PAGE TEXT —

++++++

Tuesday, August 06, 2013

Children Are the #1 Cause of Poverty

So stop breeding if you can't afford them:


10 comments:

Fred said...

Meh. If you dont spoil them, give them what they need, a little of what they want, and love, they are worth it.
Until you have them, you dont understand. They cant be analyzed as a balance sheet item.

The Bechtloff said...

I totally agree Captain. In fact this very point was actually my first blog post.

http://landsharkattacks.blogspot.com/2012/05/if-you-cant-feed-em-dont-breed-em.html

I've said it before and I'll say it again, if you can't feed 'em, don't breed 'em.

Tom said...

Well, respectfully, here's my analysis:

(40% chance of divorce)x($1700/month)x(12 months)x(14 years)=$285,600

Anonymous said...

I think Americans have heard you.

Fertility rates are down across all classes and all ethnic groups in the States.

August said...

++++++

PROBLEM TO SOLVE —
From the blog post on children and poverty, extract the stretch from "Fred said..." through "The Bechtloff said...". The items that follow are separate material, unrelated to the blog post.

++++++

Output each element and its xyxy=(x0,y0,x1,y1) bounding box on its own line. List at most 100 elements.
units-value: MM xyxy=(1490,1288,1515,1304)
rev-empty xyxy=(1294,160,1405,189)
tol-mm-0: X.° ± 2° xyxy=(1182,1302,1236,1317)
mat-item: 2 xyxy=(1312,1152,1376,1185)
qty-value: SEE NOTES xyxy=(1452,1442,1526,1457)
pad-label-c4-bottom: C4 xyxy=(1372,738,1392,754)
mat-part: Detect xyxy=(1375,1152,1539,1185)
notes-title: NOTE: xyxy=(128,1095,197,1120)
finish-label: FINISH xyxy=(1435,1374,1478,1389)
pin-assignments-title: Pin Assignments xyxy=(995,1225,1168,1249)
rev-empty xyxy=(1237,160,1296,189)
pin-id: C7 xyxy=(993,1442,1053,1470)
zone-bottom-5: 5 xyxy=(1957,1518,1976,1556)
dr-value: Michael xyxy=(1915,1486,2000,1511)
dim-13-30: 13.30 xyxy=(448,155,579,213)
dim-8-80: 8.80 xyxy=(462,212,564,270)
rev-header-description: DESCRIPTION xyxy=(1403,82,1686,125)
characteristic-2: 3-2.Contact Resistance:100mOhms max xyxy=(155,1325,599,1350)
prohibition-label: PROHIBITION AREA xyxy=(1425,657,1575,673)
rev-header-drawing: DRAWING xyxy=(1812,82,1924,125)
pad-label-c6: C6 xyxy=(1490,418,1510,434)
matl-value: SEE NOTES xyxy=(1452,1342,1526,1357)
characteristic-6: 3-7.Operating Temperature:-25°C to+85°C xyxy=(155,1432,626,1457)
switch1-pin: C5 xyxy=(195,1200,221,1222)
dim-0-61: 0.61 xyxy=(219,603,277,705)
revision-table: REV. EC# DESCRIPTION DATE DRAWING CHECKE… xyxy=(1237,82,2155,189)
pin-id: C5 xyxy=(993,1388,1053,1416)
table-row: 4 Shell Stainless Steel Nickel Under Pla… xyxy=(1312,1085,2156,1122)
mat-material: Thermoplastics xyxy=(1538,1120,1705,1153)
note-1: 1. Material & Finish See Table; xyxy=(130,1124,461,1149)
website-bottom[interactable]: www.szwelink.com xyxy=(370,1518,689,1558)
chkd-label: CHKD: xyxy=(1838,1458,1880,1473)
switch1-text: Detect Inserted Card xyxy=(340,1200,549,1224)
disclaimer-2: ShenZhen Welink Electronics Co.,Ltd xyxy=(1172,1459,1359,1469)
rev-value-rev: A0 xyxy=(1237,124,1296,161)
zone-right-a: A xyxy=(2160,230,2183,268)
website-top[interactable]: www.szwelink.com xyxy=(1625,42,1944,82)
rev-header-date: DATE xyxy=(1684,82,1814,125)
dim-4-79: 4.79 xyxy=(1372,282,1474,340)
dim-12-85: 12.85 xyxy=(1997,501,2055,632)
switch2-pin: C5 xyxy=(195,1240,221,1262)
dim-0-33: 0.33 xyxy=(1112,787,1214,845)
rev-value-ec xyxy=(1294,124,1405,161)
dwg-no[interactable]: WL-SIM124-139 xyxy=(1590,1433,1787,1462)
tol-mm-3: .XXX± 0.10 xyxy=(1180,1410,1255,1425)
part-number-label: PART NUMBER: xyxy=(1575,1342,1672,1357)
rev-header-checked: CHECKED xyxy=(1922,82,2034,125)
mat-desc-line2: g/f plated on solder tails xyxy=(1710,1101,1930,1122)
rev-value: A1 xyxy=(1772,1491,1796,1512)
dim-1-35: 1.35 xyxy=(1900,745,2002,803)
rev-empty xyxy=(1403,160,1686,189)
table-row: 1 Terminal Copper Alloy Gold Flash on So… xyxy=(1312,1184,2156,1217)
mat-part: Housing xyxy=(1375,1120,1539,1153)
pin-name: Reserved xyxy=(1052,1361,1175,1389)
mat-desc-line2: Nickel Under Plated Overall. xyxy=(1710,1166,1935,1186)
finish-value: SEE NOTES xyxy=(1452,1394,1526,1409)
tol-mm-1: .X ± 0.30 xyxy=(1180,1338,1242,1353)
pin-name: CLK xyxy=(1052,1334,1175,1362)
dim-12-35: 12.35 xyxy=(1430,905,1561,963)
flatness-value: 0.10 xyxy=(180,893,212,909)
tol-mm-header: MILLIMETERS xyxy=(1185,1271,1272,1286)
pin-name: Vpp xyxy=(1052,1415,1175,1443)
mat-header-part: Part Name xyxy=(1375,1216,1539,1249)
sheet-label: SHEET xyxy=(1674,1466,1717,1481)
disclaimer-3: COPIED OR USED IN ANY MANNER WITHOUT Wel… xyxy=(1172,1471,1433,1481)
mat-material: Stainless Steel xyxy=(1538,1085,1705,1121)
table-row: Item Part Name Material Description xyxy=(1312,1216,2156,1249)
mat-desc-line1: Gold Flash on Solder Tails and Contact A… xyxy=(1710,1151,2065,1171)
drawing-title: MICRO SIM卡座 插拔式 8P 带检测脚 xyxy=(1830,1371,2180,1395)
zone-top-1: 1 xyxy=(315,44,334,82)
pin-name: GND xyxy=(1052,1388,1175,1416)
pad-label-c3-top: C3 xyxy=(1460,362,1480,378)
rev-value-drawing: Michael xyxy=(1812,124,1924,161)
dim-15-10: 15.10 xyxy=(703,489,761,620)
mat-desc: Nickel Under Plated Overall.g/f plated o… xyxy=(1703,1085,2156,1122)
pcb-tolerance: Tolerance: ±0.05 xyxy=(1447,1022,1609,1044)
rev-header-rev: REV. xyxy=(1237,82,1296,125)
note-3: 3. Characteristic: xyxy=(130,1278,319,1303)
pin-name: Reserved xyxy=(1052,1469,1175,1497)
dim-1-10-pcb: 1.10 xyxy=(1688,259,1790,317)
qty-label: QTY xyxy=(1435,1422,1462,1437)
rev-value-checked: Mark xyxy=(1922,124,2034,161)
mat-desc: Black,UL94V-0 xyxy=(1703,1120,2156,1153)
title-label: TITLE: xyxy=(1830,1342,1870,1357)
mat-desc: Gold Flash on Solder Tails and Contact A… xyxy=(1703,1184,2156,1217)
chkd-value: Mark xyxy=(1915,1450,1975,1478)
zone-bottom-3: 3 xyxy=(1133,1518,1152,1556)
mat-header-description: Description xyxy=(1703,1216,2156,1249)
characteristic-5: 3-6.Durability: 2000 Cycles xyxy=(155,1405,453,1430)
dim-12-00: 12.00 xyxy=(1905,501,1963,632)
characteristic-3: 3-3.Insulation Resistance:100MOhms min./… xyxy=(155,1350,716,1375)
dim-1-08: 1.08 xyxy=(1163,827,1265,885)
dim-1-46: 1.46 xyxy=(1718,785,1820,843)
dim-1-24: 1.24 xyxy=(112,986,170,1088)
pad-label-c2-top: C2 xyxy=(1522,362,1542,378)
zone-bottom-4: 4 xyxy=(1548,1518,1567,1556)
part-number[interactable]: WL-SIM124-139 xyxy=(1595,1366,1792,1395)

++++++

TASK SOLUTION —
Fred said...

Meh. If you dont spoil them, give them what they need, a little of what they want, and love, they are worth it.
Until you have them, you dont understand. They cant be analyzed as a balance sheet item.

The Bechtloff said...